WRITTEN EXERCISE: How many lines of the material below contain the string "private"? Answer with the number and nothing else.

Dataset records:
>> START
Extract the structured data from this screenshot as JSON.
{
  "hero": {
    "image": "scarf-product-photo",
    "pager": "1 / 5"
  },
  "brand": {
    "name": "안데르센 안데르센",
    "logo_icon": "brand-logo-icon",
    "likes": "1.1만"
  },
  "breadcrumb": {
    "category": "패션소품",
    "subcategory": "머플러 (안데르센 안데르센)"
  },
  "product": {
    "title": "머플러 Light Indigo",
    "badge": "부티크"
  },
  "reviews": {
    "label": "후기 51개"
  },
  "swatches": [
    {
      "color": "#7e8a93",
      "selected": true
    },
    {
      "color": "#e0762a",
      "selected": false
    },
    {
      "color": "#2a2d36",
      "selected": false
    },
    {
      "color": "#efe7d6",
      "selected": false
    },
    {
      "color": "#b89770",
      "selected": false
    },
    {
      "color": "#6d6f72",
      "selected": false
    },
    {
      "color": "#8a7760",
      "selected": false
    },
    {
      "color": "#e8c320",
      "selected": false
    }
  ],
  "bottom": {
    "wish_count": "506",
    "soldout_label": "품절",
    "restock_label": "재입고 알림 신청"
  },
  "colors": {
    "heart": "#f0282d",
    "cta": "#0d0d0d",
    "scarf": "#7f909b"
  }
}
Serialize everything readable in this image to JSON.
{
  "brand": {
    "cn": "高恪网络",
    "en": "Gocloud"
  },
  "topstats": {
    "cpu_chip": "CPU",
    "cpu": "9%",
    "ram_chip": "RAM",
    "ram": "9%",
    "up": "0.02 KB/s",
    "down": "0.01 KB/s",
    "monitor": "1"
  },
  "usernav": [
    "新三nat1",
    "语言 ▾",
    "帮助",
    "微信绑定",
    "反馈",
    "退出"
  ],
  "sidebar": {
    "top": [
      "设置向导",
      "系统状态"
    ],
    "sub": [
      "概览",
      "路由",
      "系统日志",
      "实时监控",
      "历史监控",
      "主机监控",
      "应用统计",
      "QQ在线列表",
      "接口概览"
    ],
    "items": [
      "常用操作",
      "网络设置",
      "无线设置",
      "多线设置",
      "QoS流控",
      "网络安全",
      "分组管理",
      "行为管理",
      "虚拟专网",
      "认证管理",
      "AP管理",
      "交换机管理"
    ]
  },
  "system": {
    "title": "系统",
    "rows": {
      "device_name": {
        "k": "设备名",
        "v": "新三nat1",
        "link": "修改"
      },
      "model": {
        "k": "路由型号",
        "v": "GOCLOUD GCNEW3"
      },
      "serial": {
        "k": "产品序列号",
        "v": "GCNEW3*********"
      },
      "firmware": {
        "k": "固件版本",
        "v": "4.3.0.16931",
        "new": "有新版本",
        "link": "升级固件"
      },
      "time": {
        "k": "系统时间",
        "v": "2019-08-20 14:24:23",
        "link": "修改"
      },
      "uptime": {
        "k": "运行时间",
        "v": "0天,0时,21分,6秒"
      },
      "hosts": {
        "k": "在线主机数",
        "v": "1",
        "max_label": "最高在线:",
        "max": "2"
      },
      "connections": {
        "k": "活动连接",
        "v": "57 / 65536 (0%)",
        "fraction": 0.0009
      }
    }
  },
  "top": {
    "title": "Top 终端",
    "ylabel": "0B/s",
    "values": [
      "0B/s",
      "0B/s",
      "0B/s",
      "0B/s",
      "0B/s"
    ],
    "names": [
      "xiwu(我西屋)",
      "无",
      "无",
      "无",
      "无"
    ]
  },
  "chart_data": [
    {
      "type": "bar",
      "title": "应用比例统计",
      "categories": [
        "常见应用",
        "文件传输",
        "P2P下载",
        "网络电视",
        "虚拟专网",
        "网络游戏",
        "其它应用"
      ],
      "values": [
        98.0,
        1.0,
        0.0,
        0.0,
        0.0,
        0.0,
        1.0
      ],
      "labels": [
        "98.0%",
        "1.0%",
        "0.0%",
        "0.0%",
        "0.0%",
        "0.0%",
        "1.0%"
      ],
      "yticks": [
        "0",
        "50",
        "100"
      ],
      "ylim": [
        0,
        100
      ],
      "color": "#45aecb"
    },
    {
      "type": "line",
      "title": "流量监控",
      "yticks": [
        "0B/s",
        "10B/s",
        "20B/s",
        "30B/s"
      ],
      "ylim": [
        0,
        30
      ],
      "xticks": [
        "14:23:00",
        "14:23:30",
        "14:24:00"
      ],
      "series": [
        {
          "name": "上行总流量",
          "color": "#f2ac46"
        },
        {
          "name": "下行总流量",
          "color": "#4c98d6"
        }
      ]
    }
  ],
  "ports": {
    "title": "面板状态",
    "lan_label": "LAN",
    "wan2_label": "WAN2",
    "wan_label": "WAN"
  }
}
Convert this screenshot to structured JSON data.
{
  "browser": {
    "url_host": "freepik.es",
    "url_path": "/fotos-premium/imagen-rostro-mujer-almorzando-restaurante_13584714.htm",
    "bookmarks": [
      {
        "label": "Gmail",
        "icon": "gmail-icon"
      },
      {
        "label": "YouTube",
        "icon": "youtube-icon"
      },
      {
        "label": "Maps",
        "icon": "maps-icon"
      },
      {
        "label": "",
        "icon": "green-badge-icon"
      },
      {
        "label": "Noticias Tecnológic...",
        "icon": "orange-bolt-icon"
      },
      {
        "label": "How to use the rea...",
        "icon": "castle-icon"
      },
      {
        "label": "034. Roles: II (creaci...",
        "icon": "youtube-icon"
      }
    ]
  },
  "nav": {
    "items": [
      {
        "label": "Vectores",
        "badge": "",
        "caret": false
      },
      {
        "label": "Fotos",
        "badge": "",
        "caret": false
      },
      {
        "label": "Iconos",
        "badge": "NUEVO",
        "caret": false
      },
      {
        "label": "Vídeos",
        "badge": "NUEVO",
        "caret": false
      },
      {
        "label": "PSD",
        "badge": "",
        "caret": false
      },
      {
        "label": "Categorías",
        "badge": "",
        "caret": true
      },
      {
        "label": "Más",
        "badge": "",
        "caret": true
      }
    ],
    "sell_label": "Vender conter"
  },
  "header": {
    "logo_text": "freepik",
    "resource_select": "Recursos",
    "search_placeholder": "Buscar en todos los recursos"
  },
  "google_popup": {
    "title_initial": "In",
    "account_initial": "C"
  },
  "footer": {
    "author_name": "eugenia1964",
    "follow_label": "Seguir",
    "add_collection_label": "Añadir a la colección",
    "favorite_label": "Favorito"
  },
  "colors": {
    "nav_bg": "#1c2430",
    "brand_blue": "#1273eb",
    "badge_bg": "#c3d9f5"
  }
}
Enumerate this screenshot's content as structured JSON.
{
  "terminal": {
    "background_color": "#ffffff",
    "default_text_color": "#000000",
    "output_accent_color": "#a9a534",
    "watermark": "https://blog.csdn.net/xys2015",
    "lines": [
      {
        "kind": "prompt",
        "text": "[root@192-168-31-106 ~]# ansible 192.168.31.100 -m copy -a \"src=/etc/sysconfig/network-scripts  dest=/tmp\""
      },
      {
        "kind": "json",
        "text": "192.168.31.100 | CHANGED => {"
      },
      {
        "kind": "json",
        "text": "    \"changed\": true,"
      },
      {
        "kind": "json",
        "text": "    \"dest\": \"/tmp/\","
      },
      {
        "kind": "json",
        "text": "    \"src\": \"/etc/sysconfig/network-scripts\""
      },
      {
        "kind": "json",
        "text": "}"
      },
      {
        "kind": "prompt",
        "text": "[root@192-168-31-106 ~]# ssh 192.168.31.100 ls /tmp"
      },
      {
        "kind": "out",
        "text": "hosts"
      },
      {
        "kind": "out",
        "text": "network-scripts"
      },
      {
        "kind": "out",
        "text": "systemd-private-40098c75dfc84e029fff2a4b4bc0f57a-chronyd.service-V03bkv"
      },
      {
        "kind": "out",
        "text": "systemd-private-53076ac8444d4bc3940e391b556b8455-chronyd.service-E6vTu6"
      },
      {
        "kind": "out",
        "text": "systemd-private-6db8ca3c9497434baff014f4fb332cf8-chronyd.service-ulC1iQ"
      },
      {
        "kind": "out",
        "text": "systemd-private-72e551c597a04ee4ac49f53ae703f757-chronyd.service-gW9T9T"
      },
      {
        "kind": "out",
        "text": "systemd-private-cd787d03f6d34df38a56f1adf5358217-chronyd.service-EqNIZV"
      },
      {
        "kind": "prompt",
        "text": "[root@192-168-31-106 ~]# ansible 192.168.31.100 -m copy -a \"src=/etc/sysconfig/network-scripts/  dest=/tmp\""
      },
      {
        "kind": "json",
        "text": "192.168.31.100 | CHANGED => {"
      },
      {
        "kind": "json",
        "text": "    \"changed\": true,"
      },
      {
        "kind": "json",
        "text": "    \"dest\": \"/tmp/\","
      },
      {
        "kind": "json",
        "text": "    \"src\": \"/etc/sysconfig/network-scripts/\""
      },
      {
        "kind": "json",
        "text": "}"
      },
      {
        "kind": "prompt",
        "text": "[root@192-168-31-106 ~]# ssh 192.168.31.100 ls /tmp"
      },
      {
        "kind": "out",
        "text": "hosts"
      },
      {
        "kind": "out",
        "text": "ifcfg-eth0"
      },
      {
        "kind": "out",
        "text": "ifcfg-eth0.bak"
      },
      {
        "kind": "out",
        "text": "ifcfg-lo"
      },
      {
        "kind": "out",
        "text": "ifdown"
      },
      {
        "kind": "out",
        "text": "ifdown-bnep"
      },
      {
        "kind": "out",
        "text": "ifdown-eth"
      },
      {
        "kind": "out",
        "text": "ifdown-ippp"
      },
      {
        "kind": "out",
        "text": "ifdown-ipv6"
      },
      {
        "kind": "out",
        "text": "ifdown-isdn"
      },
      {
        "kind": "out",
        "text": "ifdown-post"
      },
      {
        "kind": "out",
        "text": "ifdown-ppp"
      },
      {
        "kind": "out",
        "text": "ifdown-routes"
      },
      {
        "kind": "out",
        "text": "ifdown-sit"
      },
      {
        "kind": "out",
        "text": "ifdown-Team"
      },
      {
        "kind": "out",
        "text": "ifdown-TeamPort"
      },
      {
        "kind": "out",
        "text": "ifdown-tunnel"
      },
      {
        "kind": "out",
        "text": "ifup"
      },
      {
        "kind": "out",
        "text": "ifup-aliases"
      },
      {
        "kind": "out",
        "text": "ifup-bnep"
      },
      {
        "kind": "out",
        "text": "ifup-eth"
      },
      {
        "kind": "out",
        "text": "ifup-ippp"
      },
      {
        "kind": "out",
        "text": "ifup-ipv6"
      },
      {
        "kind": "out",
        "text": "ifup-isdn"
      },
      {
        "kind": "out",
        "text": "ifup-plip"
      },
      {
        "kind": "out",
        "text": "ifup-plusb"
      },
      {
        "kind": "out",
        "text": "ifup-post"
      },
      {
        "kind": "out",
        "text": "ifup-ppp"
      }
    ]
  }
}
>> END
FINAL RESULT: 5